Figure record listings:
★ ★ ★

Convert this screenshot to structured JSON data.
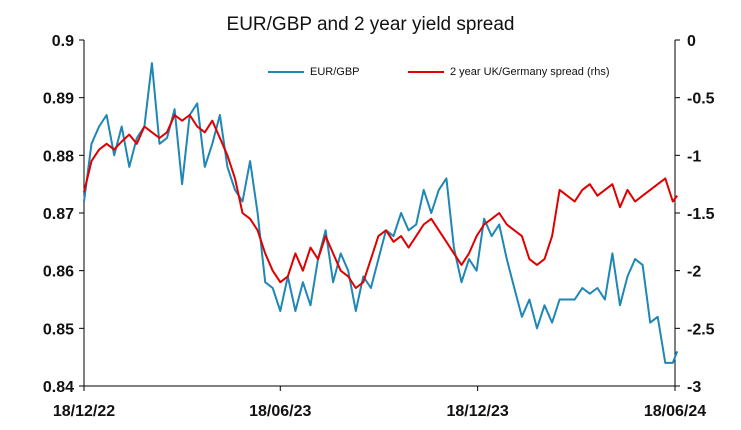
{
  "chart_data": {
    "type": "line",
    "title": "EUR/GBP and 2 year yield spread",
    "x_ticks": [
      "18/12/22",
      "18/06/23",
      "18/12/23",
      "18/06/24"
    ],
    "y_left": {
      "min": 0.84,
      "max": 0.9,
      "ticks": [
        "0.84",
        "0.85",
        "0.86",
        "0.87",
        "0.88",
        "0.89",
        "0.9"
      ]
    },
    "y_right": {
      "min": -3,
      "max": 0,
      "ticks": [
        "-3",
        "-2.5",
        "-2",
        "-1.5",
        "-1",
        "-0.5",
        "0"
      ]
    },
    "grid": false,
    "legend_placement": "top",
    "series": [
      {
        "name": "EUR/GBP",
        "axis": "left",
        "color": "#1f87b5",
        "points": [
          [
            "2022-12-18",
            0.872
          ],
          [
            "2022-12-25",
            0.882
          ],
          [
            "2023-01-01",
            0.885
          ],
          [
            "2023-01-08",
            0.887
          ],
          [
            "2023-01-15",
            0.88
          ],
          [
            "2023-01-22",
            0.885
          ],
          [
            "2023-01-29",
            0.878
          ],
          [
            "2023-02-05",
            0.883
          ],
          [
            "2023-02-12",
            0.885
          ],
          [
            "2023-02-19",
            0.896
          ],
          [
            "2023-02-26",
            0.882
          ],
          [
            "2023-03-05",
            0.883
          ],
          [
            "2023-03-12",
            0.888
          ],
          [
            "2023-03-19",
            0.875
          ],
          [
            "2023-03-26",
            0.887
          ],
          [
            "2023-04-02",
            0.889
          ],
          [
            "2023-04-09",
            0.878
          ],
          [
            "2023-04-16",
            0.882
          ],
          [
            "2023-04-23",
            0.887
          ],
          [
            "2023-04-30",
            0.878
          ],
          [
            "2023-05-07",
            0.874
          ],
          [
            "2023-05-14",
            0.872
          ],
          [
            "2023-05-21",
            0.879
          ],
          [
            "2023-05-28",
            0.87
          ],
          [
            "2023-06-04",
            0.858
          ],
          [
            "2023-06-11",
            0.857
          ],
          [
            "2023-06-18",
            0.853
          ],
          [
            "2023-06-25",
            0.859
          ],
          [
            "2023-07-02",
            0.853
          ],
          [
            "2023-07-09",
            0.858
          ],
          [
            "2023-07-16",
            0.854
          ],
          [
            "2023-07-23",
            0.862
          ],
          [
            "2023-07-30",
            0.867
          ],
          [
            "2023-08-06",
            0.858
          ],
          [
            "2023-08-13",
            0.863
          ],
          [
            "2023-08-20",
            0.86
          ],
          [
            "2023-08-27",
            0.853
          ],
          [
            "2023-09-03",
            0.859
          ],
          [
            "2023-09-10",
            0.857
          ],
          [
            "2023-09-17",
            0.862
          ],
          [
            "2023-09-24",
            0.867
          ],
          [
            "2023-10-01",
            0.866
          ],
          [
            "2023-10-08",
            0.87
          ],
          [
            "2023-10-15",
            0.867
          ],
          [
            "2023-10-22",
            0.868
          ],
          [
            "2023-10-29",
            0.874
          ],
          [
            "2023-11-05",
            0.87
          ],
          [
            "2023-11-12",
            0.874
          ],
          [
            "2023-11-19",
            0.876
          ],
          [
            "2023-11-26",
            0.864
          ],
          [
            "2023-12-03",
            0.858
          ],
          [
            "2023-12-10",
            0.862
          ],
          [
            "2023-12-17",
            0.86
          ],
          [
            "2023-12-24",
            0.869
          ],
          [
            "2023-12-31",
            0.866
          ],
          [
            "2024-01-07",
            0.868
          ],
          [
            "2024-01-14",
            0.862
          ],
          [
            "2024-01-21",
            0.857
          ],
          [
            "2024-01-28",
            0.852
          ],
          [
            "2024-02-04",
            0.855
          ],
          [
            "2024-02-11",
            0.85
          ],
          [
            "2024-02-18",
            0.854
          ],
          [
            "2024-02-25",
            0.851
          ],
          [
            "2024-03-03",
            0.855
          ],
          [
            "2024-03-10",
            0.855
          ],
          [
            "2024-03-17",
            0.855
          ],
          [
            "2024-03-24",
            0.857
          ],
          [
            "2024-03-31",
            0.856
          ],
          [
            "2024-04-07",
            0.857
          ],
          [
            "2024-04-14",
            0.855
          ],
          [
            "2024-04-21",
            0.863
          ],
          [
            "2024-04-28",
            0.854
          ],
          [
            "2024-05-05",
            0.859
          ],
          [
            "2024-05-12",
            0.862
          ],
          [
            "2024-05-19",
            0.861
          ],
          [
            "2024-05-26",
            0.851
          ],
          [
            "2024-06-02",
            0.852
          ],
          [
            "2024-06-09",
            0.844
          ],
          [
            "2024-06-16",
            0.844
          ],
          [
            "2024-06-20",
            0.846
          ]
        ]
      },
      {
        "name": "2 year UK/Germany spread (rhs)",
        "axis": "right",
        "color": "#e00000",
        "points": [
          [
            "2022-12-18",
            -1.32
          ],
          [
            "2022-12-25",
            -1.05
          ],
          [
            "2023-01-01",
            -0.95
          ],
          [
            "2023-01-08",
            -0.9
          ],
          [
            "2023-01-15",
            -0.95
          ],
          [
            "2023-01-22",
            -0.88
          ],
          [
            "2023-01-29",
            -0.82
          ],
          [
            "2023-02-05",
            -0.9
          ],
          [
            "2023-02-12",
            -0.75
          ],
          [
            "2023-02-19",
            -0.8
          ],
          [
            "2023-02-26",
            -0.85
          ],
          [
            "2023-03-05",
            -0.8
          ],
          [
            "2023-03-12",
            -0.65
          ],
          [
            "2023-03-19",
            -0.7
          ],
          [
            "2023-03-26",
            -0.65
          ],
          [
            "2023-04-02",
            -0.75
          ],
          [
            "2023-04-09",
            -0.8
          ],
          [
            "2023-04-16",
            -0.7
          ],
          [
            "2023-04-23",
            -0.85
          ],
          [
            "2023-04-30",
            -1.0
          ],
          [
            "2023-05-07",
            -1.2
          ],
          [
            "2023-05-14",
            -1.5
          ],
          [
            "2023-05-21",
            -1.55
          ],
          [
            "2023-05-28",
            -1.65
          ],
          [
            "2023-06-04",
            -1.85
          ],
          [
            "2023-06-11",
            -2.0
          ],
          [
            "2023-06-18",
            -2.1
          ],
          [
            "2023-06-25",
            -2.05
          ],
          [
            "2023-07-02",
            -1.85
          ],
          [
            "2023-07-09",
            -2.0
          ],
          [
            "2023-07-16",
            -1.8
          ],
          [
            "2023-07-23",
            -1.9
          ],
          [
            "2023-07-30",
            -1.7
          ],
          [
            "2023-08-06",
            -1.85
          ],
          [
            "2023-08-13",
            -2.0
          ],
          [
            "2023-08-20",
            -2.05
          ],
          [
            "2023-08-27",
            -2.15
          ],
          [
            "2023-09-03",
            -2.1
          ],
          [
            "2023-09-10",
            -1.9
          ],
          [
            "2023-09-17",
            -1.7
          ],
          [
            "2023-09-24",
            -1.65
          ],
          [
            "2023-10-01",
            -1.75
          ],
          [
            "2023-10-08",
            -1.7
          ],
          [
            "2023-10-15",
            -1.8
          ],
          [
            "2023-10-22",
            -1.7
          ],
          [
            "2023-10-29",
            -1.6
          ],
          [
            "2023-11-05",
            -1.55
          ],
          [
            "2023-11-12",
            -1.65
          ],
          [
            "2023-11-19",
            -1.75
          ],
          [
            "2023-11-26",
            -1.85
          ],
          [
            "2023-12-03",
            -1.95
          ],
          [
            "2023-12-10",
            -1.85
          ],
          [
            "2023-12-17",
            -1.7
          ],
          [
            "2023-12-24",
            -1.6
          ],
          [
            "2023-12-31",
            -1.55
          ],
          [
            "2024-01-07",
            -1.5
          ],
          [
            "2024-01-14",
            -1.6
          ],
          [
            "2024-01-21",
            -1.65
          ],
          [
            "2024-01-28",
            -1.7
          ],
          [
            "2024-02-04",
            -1.9
          ],
          [
            "2024-02-11",
            -1.95
          ],
          [
            "2024-02-18",
            -1.9
          ],
          [
            "2024-02-25",
            -1.7
          ],
          [
            "2024-03-03",
            -1.3
          ],
          [
            "2024-03-10",
            -1.35
          ],
          [
            "2024-03-17",
            -1.4
          ],
          [
            "2024-03-24",
            -1.3
          ],
          [
            "2024-03-31",
            -1.25
          ],
          [
            "2024-04-07",
            -1.35
          ],
          [
            "2024-04-14",
            -1.3
          ],
          [
            "2024-04-21",
            -1.25
          ],
          [
            "2024-04-28",
            -1.45
          ],
          [
            "2024-05-05",
            -1.3
          ],
          [
            "2024-05-12",
            -1.4
          ],
          [
            "2024-05-19",
            -1.35
          ],
          [
            "2024-05-26",
            -1.3
          ],
          [
            "2024-06-02",
            -1.25
          ],
          [
            "2024-06-09",
            -1.2
          ],
          [
            "2024-06-16",
            -1.4
          ],
          [
            "2024-06-20",
            -1.35
          ]
        ]
      }
    ]
  }
}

★ ★ ★

Stated problem: Pull every line containing the word "spread" out of the material.

Output:
    "title": "EUR/GBP and 2 year yield spread",
        "name": "2 year UK/Germany spread (rhs)",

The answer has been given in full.